--- Required work ---
Answer with a single number, the count of lines holding the word "Trend".
┌────────
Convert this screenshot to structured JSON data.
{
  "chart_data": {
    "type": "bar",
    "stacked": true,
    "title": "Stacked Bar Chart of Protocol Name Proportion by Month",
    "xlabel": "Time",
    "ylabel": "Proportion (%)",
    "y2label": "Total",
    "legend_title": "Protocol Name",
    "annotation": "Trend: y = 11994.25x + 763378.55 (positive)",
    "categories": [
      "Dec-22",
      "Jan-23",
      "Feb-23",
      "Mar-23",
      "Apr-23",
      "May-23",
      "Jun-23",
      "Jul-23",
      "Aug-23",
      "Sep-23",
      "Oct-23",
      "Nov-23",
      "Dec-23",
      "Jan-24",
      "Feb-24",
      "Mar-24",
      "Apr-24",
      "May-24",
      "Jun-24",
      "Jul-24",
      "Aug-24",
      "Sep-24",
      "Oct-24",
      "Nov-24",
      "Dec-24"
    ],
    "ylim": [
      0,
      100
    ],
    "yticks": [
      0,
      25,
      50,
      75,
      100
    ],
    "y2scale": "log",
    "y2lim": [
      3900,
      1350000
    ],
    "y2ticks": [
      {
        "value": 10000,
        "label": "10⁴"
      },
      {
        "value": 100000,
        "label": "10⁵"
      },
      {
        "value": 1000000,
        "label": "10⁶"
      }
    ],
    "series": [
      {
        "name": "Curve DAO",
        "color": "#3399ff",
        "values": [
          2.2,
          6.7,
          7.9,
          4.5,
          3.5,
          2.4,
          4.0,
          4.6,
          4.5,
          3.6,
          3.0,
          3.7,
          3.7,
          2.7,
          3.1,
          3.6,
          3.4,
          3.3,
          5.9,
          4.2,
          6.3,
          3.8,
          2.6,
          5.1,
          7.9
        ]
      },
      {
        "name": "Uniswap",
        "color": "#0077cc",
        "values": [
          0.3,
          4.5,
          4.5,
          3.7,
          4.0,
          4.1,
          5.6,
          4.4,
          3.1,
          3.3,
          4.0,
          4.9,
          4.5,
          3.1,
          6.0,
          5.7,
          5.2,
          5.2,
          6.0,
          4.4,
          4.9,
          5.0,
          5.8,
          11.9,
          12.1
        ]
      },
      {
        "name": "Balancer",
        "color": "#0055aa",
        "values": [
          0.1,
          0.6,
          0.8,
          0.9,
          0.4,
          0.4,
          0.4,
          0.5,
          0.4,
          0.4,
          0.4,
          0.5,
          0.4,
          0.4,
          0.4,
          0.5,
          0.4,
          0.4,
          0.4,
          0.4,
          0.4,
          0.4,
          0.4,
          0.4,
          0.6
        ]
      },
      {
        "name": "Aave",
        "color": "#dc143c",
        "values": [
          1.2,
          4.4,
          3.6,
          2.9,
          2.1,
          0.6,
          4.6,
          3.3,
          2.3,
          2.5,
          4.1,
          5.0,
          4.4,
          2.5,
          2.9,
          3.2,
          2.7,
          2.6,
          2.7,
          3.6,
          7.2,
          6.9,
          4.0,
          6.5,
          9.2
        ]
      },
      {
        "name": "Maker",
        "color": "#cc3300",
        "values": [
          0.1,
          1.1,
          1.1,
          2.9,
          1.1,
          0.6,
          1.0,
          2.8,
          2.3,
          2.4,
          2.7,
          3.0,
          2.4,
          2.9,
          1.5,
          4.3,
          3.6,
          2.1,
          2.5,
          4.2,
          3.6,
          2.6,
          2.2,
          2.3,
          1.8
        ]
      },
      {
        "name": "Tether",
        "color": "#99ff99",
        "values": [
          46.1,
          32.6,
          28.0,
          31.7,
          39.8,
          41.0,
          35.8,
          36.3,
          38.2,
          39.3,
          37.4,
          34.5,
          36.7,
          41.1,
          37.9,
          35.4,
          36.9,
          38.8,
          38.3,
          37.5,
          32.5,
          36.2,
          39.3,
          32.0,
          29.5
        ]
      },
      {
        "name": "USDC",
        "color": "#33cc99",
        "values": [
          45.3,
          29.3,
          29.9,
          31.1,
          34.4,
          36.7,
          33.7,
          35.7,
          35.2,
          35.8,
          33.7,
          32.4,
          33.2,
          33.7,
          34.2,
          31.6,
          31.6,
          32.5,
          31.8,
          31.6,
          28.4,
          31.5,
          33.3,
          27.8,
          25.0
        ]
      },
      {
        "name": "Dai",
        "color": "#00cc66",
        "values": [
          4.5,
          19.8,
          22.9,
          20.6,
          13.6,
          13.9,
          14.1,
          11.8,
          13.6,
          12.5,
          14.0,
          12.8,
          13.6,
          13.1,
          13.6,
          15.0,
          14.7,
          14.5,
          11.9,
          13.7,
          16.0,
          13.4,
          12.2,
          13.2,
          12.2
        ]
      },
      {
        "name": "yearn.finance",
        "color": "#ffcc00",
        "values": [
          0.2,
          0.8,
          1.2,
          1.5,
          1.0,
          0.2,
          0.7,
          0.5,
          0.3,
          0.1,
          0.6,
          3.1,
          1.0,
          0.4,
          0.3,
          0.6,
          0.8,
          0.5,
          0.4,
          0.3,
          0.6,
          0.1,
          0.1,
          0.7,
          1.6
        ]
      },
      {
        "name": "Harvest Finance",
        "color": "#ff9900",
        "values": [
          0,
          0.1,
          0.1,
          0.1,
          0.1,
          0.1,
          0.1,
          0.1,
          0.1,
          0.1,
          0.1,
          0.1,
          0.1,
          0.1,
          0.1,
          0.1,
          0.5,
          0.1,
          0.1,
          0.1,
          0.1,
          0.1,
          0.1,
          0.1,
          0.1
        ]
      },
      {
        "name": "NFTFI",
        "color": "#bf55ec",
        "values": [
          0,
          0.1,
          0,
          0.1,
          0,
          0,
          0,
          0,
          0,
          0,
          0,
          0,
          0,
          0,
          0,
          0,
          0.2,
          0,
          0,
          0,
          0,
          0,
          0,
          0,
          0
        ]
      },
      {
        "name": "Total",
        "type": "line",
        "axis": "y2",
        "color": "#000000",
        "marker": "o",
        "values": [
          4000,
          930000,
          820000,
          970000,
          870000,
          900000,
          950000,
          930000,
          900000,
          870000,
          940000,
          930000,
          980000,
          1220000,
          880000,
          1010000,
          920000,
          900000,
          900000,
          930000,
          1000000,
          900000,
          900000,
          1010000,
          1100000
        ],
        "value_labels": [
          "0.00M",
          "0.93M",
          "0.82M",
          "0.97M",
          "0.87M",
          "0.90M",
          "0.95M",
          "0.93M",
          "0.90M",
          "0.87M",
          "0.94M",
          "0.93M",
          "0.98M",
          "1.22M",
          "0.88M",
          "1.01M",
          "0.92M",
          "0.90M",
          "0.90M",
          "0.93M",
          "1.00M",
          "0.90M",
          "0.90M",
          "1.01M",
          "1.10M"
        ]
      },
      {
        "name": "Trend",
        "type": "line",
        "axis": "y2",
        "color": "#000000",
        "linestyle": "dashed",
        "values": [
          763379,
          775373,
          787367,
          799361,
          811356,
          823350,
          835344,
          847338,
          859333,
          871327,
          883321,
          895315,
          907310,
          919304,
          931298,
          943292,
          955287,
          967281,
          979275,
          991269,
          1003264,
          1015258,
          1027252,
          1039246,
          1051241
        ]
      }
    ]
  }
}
└────────
--- Completed task ---
2